___ THE RECORDS ___
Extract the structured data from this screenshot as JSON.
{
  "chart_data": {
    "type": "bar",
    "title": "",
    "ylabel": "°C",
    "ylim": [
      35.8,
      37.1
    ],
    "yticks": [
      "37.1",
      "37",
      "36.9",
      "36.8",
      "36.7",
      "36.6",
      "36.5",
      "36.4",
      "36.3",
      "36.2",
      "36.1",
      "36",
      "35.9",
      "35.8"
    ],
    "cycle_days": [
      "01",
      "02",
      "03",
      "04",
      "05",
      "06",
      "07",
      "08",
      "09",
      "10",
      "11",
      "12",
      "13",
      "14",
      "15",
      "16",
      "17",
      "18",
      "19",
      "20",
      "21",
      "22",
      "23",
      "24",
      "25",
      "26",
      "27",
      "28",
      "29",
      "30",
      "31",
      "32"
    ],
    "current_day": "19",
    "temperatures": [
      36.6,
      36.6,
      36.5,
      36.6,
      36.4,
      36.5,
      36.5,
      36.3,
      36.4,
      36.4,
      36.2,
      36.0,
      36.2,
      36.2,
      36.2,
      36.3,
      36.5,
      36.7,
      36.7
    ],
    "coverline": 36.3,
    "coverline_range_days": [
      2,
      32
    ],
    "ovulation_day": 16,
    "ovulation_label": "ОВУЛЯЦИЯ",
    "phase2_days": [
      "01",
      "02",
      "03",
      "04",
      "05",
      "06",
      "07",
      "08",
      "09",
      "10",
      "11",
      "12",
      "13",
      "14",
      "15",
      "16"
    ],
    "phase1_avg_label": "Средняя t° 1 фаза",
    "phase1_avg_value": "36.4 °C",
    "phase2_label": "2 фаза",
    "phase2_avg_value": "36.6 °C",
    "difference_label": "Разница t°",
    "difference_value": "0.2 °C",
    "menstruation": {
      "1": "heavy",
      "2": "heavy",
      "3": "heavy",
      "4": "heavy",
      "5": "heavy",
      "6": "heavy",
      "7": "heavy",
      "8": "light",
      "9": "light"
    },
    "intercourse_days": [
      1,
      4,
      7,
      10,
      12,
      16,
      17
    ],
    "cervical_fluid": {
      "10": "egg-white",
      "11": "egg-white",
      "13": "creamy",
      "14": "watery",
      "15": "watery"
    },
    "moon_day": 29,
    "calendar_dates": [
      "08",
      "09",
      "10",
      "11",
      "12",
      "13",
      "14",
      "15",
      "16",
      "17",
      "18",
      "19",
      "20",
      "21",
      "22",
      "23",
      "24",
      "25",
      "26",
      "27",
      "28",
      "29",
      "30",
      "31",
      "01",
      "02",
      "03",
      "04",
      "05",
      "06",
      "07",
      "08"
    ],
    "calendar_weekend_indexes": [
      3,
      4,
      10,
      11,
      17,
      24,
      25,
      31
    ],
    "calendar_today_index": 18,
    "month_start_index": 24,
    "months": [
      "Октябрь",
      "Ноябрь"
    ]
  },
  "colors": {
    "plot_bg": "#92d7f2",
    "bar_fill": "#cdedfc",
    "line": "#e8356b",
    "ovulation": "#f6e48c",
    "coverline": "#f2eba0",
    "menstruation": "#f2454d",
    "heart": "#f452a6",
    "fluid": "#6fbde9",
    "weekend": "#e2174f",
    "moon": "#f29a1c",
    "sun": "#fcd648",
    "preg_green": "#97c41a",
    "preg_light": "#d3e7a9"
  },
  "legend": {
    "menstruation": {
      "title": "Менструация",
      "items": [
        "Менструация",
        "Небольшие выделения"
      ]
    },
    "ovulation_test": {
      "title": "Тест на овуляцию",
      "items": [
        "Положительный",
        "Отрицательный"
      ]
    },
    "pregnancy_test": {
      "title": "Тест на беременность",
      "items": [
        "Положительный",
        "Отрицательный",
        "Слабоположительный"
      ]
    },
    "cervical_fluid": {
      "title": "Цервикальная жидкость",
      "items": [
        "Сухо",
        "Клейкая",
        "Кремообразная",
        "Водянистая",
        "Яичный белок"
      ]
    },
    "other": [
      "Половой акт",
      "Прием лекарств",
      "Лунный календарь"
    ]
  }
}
___
> [WRITTEN TASK]:
Extract the complete listing verbatim.

> [TASK ANSWER]:
Extract the structured data from this screenshot as JSON.
{
  "chart_data": {
    "type": "bar",
    "title": "",
    "ylabel": "°C",
    "ylim": [
      35.8,
      37.1
    ],
    "yticks": [
      "37.1",
      "37",
      "36.9",
      "36.8",
      "36.7",
      "36.6",
      "36.5",
      "36.4",
      "36.3",
      "36.2",
      "36.1",
      "36",
      "35.9",
      "35.8"
    ],
    "cycle_days": [
      "01",
      "02",
      "03",
      "04",
      "05",
      "06",
      "07",
      "08",
      "09",
      "10",
      "11",
      "12",
      "13",
      "14",
      "15",
      "16",
      "17",
      "18",
      "19",
      "20",
      "21",
      "22",
      "23",
      "24",
      "25",
      "26",
      "27",
      "28",
      "29",
      "30",
      "31",
      "32"
    ],
    "current_day": "19",
    "temperatures": [
      36.6,
      36.6,
      36.5,
      36.6,
      36.4,
      36.5,
      36.5,
      36.3,
      36.4,
      36.4,
      36.2,
      36.0,
      36.2,
      36.2,
      36.2,
      36.3,
      36.5,
      36.7,
      36.7
    ],
    "coverline": 36.3,
    "coverline_range_days": [
      2,
      32
    ],
    "ovulation_day": 16,
    "ovulation_label": "ОВУЛЯЦИЯ",
    "phase2_days": [
      "01",
      "02",
      "03",
      "04",
      "05",
      "06",
      "07",
      "08",
      "09",
      "10",
      "11",
      "12",
      "13",
      "14",
      "15",
      "16"
    ],
    "phase1_avg_label": "Средняя t° 1 фаза",
    "phase1_avg_value": "36.4 °C",
    "phase2_label": "2 фаза",
    "phase2_avg_value": "36.6 °C",
    "difference_label": "Разница t°",
    "difference_value": "0.2 °C",
    "menstruation": {
      "1": "heavy",
      "2": "heavy",
      "3": "heavy",
      "4": "heavy",
      "5": "heavy",
      "6": "heavy",
      "7": "heavy",
      "8": "light",
      "9": "light"
    },
    "intercourse_days": [
      1,
      4,
      7,
      10,
      12,
      16,
      17
    ],
    "cervical_fluid": {
      "10": "egg-white",
      "11": "egg-white",
      "13": "creamy",
      "14": "watery",
      "15": "watery"
    },
    "moon_day": 29,
    "calendar_dates": [
      "08",
      "09",
      "10",
      "11",
      "12",
      "13",
      "14",
      "15",
      "16",
      "17",
      "18",
      "19",
      "20",
      "21",
      "22",
      "23",
      "24",
      "25",
      "26",
      "27",
      "28",
      "29",
      "30",
      "31",
      "01",
      "02",
      "03",
      "04",
      "05",
      "06",
      "07",
      "08"
    ],
    "calendar_weekend_indexes": [
      3,
      4,
      10,
      11,
      17,
      24,
      25,
      31
    ],
    "calendar_today_index": 18,
    "month_start_index": 24,
    "months": [
      "Октябрь",
      "Ноябрь"
    ]
  },
  "colors": {
    "plot_bg": "#92d7f2",
    "bar_fill": "#cdedfc",
    "line": "#e8356b",
    "ovulation": "#f6e48c",
    "coverline": "#f2eba0",
    "menstruation": "#f2454d",
    "heart": "#f452a6",
    "fluid": "#6fbde9",
    "weekend": "#e2174f",
    "moon": "#f29a1c",
    "sun": "#fcd648",
    "preg_green": "#97c41a",
    "preg_light": "#d3e7a9"
  },
  "legend": {
    "menstruation": {
      "title": "Менструация",
      "items": [
        "Менструация",
        "Небольшие выделения"
      ]
    },
    "ovulation_test": {
      "title": "Тест на овуляцию",
      "items": [
        "Положительный",
        "Отрицательный"
      ]
    },
    "pregnancy_test": {
      "title": "Тест на беременность",
      "items": [
        "Положительный",
        "Отрицательный",
        "Слабоположительный"
      ]
    },
    "cervical_fluid": {
      "title": "Цервикальная жидкость",
      "items": [
        "Сухо",
        "Клейкая",
        "Кремообразная",
        "Водянистая",
        "Яичный белок"
      ]
    },
    "other": [
      "Половой акт",
      "Прием лекарств",
      "Лунный календарь"
    ]
  }
}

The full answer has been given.